RECORDS SHOWN ▸
■ ■ ■

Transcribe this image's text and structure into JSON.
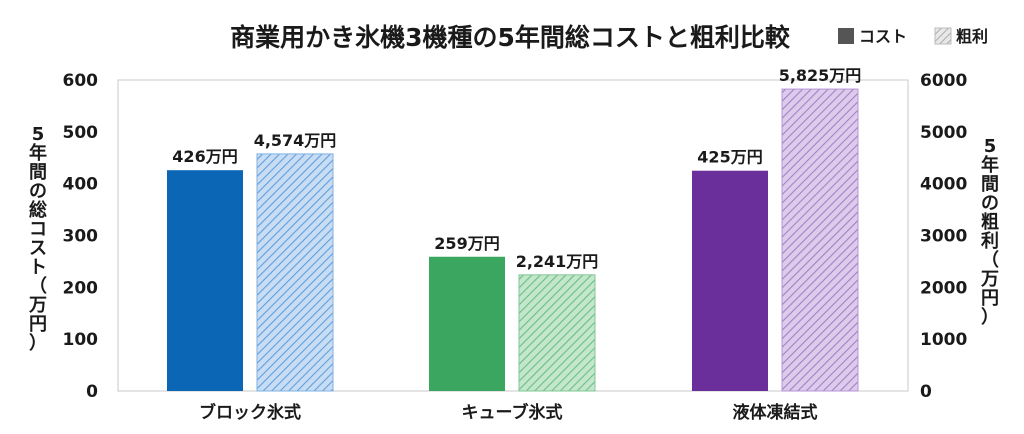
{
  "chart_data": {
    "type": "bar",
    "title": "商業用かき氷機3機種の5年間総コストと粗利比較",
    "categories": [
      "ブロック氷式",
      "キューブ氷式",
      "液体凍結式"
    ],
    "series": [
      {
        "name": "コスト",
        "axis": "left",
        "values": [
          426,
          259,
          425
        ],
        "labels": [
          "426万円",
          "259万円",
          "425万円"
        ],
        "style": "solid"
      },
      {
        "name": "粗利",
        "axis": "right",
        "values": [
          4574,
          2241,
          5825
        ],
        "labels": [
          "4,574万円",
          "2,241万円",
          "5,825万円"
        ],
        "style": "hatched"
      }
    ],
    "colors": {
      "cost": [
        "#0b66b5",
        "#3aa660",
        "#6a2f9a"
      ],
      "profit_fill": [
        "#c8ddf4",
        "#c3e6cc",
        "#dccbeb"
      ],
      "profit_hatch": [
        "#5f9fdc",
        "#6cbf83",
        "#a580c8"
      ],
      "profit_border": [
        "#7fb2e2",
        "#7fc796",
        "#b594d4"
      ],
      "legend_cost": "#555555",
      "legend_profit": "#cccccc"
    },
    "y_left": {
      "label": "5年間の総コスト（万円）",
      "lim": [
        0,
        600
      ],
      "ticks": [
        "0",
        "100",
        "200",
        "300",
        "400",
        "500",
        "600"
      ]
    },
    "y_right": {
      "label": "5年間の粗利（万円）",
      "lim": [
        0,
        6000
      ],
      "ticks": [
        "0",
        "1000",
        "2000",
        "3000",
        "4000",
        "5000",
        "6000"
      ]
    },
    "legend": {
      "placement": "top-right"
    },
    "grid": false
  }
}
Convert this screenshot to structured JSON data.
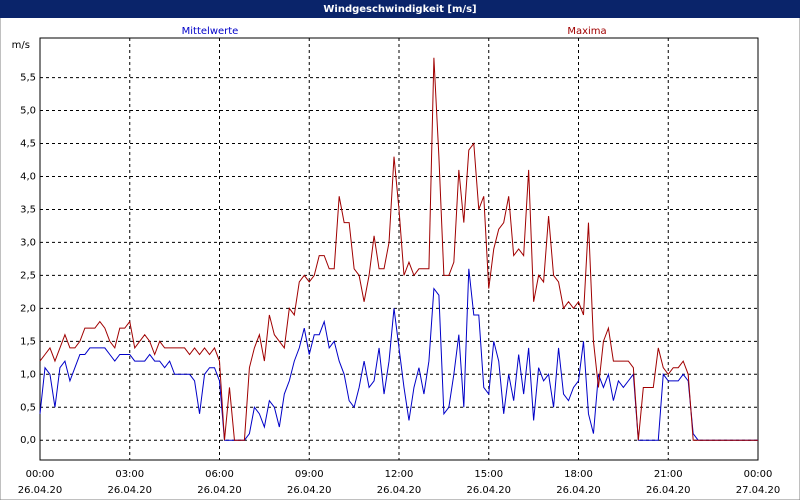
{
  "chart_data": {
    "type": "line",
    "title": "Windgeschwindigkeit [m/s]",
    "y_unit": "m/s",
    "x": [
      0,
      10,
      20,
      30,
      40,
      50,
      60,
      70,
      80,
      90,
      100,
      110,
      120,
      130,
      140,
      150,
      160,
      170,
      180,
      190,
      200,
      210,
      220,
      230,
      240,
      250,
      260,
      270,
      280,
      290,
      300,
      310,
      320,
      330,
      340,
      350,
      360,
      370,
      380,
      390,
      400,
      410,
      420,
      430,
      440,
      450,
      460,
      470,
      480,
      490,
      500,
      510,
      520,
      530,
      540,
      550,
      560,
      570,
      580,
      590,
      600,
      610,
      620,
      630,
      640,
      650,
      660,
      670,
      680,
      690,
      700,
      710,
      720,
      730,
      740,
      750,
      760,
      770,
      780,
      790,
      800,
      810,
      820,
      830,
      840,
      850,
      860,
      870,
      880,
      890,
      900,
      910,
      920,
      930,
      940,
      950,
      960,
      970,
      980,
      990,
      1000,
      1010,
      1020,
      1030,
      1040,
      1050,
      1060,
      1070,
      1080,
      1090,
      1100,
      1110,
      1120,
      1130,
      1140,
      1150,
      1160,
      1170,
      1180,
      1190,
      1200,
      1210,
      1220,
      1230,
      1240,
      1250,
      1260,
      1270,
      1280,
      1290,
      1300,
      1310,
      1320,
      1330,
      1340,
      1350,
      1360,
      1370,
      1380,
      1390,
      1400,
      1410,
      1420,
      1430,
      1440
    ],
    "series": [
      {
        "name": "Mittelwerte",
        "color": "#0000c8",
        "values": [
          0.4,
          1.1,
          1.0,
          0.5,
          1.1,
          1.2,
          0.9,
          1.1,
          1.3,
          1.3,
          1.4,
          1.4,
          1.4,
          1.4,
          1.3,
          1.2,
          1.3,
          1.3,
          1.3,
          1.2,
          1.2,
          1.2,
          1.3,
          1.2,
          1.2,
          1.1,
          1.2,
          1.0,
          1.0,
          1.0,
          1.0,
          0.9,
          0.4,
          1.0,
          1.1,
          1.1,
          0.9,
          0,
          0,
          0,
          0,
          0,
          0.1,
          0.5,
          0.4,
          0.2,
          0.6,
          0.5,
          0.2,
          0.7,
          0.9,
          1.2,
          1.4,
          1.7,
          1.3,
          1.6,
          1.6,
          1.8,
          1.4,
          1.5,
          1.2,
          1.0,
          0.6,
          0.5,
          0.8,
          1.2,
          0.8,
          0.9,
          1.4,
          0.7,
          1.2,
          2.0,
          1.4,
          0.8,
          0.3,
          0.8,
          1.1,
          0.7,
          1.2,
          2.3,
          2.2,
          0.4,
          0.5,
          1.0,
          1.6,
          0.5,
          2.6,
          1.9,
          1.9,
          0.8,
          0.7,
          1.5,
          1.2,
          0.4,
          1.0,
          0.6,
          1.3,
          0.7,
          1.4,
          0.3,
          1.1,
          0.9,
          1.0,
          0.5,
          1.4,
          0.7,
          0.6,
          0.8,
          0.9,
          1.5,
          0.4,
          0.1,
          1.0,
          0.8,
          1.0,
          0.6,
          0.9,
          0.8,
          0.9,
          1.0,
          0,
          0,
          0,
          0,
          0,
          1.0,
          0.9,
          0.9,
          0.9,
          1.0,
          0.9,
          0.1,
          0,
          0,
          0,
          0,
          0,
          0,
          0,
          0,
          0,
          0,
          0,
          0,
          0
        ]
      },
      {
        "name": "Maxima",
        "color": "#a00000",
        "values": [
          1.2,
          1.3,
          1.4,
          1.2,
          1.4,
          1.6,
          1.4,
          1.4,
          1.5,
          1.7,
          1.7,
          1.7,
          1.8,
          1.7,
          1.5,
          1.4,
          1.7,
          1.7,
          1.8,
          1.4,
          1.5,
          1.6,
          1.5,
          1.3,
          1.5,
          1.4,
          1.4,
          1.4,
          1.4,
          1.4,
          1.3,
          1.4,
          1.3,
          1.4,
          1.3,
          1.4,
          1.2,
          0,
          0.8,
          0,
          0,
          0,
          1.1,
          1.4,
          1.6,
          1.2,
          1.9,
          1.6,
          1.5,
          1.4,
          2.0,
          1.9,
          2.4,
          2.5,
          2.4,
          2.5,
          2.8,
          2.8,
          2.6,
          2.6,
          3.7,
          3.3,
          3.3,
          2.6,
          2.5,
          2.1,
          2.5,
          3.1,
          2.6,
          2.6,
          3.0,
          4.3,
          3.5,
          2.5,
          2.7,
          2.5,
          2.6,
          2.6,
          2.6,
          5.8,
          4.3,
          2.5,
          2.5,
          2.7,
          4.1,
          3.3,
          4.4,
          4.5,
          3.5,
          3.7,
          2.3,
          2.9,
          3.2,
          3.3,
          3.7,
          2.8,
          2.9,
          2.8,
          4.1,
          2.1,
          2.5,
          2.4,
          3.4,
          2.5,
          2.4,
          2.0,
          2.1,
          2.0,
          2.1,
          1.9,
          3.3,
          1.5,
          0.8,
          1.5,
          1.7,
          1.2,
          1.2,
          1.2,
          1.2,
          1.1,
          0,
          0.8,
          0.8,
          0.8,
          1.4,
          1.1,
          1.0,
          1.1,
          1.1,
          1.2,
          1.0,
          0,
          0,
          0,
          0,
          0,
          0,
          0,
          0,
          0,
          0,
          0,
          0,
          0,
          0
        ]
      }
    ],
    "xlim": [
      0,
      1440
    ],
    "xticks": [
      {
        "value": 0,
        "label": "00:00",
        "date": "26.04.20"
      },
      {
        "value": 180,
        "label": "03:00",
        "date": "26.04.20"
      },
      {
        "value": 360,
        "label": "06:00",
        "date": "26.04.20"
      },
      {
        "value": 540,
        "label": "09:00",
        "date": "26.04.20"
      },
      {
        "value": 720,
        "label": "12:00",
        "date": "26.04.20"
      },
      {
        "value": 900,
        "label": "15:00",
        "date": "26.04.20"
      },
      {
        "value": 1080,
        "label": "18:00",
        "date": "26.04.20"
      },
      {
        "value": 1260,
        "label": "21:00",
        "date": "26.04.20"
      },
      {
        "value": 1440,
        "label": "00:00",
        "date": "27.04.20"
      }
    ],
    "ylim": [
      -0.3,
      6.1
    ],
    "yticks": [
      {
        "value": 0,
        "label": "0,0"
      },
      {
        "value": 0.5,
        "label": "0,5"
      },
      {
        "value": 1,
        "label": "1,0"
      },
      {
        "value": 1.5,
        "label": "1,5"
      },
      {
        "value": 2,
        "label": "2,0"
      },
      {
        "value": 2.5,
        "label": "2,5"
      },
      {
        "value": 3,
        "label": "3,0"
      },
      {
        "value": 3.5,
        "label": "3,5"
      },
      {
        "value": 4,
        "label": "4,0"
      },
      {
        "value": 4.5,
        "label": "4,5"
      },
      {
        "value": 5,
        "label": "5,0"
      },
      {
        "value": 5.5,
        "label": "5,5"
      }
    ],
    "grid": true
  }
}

■ ■ ■

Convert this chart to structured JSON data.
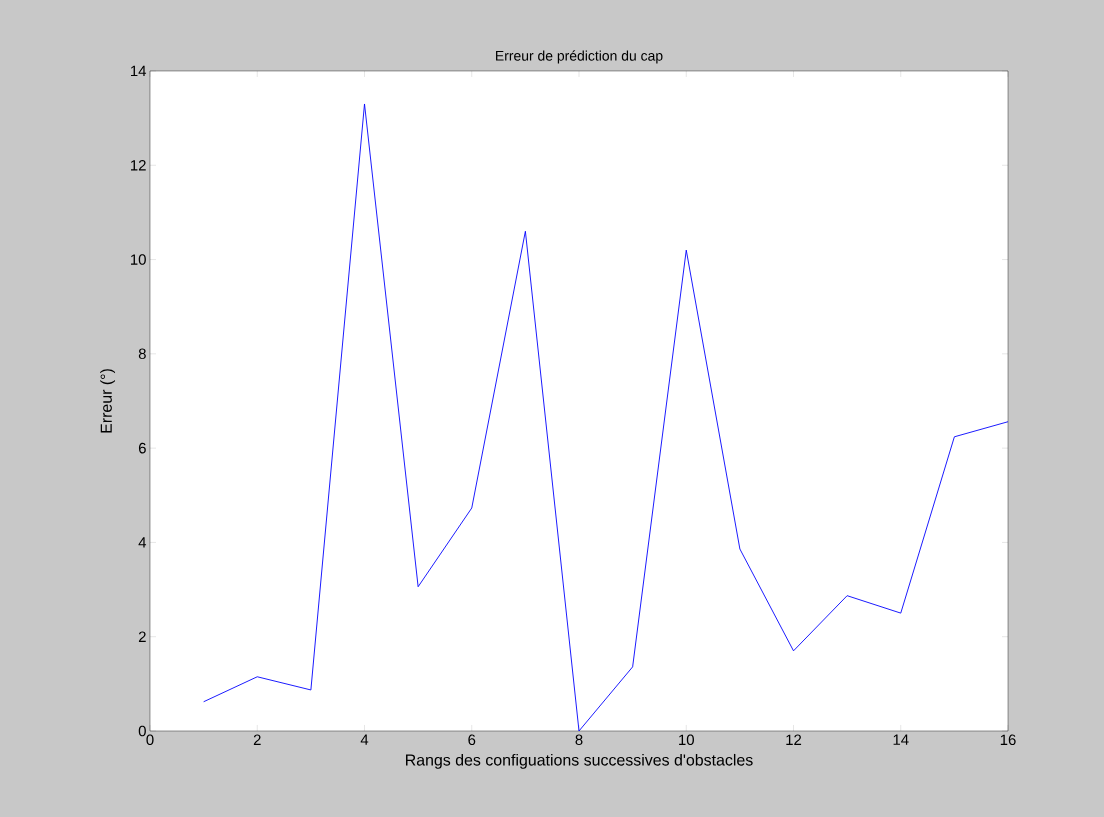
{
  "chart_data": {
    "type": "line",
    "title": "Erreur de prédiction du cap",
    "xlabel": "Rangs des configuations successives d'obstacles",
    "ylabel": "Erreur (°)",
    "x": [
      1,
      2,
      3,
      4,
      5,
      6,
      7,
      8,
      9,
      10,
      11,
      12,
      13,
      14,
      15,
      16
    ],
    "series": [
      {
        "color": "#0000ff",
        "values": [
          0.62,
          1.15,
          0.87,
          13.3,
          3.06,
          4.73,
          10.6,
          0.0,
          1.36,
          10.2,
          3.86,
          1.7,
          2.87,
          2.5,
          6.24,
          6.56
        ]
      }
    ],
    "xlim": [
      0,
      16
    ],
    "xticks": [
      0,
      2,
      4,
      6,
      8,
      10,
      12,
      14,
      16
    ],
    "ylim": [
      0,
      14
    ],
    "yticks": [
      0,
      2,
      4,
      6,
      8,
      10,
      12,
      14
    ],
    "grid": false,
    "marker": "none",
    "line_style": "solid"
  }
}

■ ■ ■

TASK DESCRIPTION ▸ Look through the entries above and report the number of lines that contain "this". Write only the number.

RESPONSE ▸ 3